## GOAL:
Each line that includes the string "this" counts once; give the total and nothing else.

===== AVAILABLE RECORDS

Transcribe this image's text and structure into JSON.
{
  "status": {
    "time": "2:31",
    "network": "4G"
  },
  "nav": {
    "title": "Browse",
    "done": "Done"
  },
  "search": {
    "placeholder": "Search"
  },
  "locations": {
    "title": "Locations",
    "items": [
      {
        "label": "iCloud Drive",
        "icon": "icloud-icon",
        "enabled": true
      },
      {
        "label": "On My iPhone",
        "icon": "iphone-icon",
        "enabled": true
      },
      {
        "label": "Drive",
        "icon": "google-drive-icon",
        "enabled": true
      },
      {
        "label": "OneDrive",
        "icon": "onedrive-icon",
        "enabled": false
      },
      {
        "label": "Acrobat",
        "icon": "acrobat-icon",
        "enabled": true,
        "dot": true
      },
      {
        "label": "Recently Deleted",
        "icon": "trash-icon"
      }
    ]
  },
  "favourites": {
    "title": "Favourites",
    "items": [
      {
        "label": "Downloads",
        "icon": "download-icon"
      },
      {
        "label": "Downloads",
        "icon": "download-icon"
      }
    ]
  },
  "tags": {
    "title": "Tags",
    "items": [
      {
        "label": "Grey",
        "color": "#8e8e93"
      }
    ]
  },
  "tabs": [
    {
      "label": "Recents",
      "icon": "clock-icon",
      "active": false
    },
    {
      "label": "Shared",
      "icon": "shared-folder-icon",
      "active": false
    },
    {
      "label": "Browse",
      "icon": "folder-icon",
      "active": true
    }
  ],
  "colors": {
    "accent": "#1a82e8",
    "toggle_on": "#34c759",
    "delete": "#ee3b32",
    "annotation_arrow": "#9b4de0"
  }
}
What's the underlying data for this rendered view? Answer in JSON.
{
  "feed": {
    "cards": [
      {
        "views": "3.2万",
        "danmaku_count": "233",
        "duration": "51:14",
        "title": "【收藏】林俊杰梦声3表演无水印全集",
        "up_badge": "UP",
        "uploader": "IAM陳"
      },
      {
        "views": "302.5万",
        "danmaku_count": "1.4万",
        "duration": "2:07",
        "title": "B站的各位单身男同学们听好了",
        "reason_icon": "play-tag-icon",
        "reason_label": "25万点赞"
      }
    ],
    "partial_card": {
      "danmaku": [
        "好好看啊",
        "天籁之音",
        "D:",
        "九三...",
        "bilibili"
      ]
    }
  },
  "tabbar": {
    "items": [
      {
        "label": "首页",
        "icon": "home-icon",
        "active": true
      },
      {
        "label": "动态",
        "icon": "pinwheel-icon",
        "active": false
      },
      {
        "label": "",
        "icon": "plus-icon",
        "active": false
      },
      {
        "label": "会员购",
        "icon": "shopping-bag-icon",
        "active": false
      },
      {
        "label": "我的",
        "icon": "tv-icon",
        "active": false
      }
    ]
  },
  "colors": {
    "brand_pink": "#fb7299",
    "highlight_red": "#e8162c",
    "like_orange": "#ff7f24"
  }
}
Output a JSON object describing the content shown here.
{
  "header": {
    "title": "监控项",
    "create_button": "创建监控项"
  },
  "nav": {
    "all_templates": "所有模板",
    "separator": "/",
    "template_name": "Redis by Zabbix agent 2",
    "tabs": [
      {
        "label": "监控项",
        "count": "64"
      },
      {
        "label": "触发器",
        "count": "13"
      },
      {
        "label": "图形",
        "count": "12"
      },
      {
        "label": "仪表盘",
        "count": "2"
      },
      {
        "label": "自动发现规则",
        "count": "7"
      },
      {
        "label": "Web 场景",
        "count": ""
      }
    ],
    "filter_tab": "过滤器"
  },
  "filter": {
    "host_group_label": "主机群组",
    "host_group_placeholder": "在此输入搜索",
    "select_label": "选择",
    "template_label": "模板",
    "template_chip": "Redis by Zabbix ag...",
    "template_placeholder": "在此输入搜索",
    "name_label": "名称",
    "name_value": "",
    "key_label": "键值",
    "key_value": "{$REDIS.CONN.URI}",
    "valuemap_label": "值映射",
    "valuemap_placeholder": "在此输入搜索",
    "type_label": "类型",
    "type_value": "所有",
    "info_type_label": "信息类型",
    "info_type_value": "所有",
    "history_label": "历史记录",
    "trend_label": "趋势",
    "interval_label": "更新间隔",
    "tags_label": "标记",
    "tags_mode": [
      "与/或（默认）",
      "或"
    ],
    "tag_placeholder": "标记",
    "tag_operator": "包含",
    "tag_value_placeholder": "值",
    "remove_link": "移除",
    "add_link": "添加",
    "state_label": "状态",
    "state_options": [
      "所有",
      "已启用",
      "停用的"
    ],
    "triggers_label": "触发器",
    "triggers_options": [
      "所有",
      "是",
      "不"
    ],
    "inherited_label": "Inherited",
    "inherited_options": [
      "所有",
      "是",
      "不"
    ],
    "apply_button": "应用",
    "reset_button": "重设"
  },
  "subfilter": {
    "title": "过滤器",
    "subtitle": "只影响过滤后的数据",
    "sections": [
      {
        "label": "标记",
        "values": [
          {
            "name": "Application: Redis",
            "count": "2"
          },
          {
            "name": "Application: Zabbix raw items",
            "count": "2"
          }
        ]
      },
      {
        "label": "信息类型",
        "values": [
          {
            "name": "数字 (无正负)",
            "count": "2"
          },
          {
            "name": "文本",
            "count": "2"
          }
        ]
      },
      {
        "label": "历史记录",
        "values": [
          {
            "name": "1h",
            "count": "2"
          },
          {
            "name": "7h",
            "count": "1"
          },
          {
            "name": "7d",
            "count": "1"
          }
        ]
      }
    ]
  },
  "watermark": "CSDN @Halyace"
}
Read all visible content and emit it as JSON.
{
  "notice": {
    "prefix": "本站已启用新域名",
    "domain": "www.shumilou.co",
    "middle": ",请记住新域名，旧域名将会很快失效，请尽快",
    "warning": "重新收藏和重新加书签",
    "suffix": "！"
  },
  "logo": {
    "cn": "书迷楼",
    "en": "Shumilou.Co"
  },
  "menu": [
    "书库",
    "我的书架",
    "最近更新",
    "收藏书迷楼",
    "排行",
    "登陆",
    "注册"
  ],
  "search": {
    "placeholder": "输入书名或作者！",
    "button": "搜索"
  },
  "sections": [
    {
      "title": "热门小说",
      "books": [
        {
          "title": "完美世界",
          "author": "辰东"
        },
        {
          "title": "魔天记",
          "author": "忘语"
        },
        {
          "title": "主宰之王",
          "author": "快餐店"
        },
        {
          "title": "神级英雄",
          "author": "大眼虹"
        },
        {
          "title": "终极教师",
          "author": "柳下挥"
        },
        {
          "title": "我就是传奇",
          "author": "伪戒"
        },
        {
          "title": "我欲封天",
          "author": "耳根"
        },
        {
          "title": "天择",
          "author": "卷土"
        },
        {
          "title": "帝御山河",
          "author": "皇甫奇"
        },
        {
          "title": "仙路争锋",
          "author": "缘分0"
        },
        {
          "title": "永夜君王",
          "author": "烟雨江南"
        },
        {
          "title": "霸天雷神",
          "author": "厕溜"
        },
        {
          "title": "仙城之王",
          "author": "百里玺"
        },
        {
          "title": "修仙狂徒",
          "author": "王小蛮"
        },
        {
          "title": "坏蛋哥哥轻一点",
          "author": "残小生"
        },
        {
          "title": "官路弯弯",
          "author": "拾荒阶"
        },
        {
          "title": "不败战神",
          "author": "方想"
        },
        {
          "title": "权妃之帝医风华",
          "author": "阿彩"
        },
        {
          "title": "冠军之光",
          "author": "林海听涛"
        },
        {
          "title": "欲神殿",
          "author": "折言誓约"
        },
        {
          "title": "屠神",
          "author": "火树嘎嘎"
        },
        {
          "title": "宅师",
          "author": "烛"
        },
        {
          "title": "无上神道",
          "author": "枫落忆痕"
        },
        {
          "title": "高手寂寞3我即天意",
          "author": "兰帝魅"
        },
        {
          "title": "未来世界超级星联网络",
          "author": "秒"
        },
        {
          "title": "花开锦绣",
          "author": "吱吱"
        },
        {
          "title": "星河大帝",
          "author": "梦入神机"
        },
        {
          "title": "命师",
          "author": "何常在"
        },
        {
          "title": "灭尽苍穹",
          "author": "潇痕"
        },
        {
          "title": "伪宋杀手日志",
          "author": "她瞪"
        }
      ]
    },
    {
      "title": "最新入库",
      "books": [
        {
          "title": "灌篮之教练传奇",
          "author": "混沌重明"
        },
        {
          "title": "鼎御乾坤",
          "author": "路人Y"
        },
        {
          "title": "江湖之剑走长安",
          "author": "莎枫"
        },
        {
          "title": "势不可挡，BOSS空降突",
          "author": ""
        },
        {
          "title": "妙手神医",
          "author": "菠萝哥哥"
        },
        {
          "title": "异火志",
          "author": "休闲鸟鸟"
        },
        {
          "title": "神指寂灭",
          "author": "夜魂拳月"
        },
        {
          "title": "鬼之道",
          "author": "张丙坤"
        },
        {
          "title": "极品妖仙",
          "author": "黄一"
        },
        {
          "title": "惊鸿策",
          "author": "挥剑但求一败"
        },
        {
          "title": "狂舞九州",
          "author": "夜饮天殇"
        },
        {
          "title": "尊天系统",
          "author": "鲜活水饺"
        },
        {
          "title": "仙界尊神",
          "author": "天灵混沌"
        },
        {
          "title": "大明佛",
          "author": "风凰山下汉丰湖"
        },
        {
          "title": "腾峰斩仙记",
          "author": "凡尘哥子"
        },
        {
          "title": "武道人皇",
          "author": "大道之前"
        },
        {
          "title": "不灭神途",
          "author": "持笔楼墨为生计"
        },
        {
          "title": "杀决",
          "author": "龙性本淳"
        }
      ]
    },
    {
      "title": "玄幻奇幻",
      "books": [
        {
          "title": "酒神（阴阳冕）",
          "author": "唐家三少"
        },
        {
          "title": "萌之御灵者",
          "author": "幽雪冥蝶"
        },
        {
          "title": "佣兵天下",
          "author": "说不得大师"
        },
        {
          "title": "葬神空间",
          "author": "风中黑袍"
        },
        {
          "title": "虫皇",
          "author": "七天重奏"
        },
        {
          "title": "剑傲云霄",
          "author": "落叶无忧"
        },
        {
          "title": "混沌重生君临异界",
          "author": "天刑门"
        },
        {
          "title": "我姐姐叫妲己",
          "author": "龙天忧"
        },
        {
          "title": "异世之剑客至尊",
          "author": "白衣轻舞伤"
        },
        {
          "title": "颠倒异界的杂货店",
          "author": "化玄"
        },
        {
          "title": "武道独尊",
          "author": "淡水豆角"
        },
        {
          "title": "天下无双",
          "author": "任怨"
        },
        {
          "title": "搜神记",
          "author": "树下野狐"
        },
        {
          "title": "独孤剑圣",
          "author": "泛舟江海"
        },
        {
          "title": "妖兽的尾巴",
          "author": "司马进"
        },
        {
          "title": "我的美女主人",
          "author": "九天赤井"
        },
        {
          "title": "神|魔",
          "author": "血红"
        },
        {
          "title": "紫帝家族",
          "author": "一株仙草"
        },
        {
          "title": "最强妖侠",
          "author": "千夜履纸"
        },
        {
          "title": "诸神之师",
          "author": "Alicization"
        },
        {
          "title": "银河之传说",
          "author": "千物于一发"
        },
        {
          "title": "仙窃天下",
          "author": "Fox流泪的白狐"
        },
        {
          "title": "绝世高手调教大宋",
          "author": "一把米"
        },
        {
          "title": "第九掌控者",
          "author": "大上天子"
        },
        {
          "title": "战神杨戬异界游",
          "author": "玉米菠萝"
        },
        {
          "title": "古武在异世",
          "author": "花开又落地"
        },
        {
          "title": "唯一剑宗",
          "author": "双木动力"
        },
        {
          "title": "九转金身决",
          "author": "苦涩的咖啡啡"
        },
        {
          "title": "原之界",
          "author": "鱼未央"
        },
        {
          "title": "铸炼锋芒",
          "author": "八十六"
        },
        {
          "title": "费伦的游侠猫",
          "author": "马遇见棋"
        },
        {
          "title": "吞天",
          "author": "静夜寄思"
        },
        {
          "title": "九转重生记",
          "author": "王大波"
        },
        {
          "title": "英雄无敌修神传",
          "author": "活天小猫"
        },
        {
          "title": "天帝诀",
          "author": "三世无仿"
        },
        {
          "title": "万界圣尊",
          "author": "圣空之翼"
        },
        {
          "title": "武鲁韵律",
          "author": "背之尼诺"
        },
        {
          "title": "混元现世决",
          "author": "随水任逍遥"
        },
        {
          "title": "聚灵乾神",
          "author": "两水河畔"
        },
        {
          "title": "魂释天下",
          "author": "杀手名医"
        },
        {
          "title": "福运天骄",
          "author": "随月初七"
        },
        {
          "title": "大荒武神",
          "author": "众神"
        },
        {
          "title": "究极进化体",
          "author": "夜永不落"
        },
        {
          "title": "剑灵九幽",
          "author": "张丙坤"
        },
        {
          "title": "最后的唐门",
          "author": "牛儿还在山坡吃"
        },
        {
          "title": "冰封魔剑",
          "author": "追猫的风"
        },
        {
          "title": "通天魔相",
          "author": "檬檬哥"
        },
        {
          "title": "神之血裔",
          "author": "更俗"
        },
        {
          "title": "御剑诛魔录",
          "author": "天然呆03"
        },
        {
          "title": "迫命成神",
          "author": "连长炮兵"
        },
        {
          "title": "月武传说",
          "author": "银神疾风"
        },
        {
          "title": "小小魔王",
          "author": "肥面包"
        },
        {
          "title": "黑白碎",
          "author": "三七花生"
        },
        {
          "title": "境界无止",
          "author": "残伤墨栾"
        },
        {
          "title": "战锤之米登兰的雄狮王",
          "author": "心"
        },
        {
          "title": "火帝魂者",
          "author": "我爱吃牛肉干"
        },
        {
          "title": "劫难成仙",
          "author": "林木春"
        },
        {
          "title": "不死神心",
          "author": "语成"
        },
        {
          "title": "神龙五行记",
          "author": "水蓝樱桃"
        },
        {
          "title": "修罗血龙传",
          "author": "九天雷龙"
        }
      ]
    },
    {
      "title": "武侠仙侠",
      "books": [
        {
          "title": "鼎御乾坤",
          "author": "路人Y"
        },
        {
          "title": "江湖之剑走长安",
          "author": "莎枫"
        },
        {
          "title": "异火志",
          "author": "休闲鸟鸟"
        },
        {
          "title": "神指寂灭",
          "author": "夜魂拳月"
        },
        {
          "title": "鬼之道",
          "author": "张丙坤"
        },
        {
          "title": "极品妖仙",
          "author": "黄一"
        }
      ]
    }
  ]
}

==========

## CORRECT RESULT:
2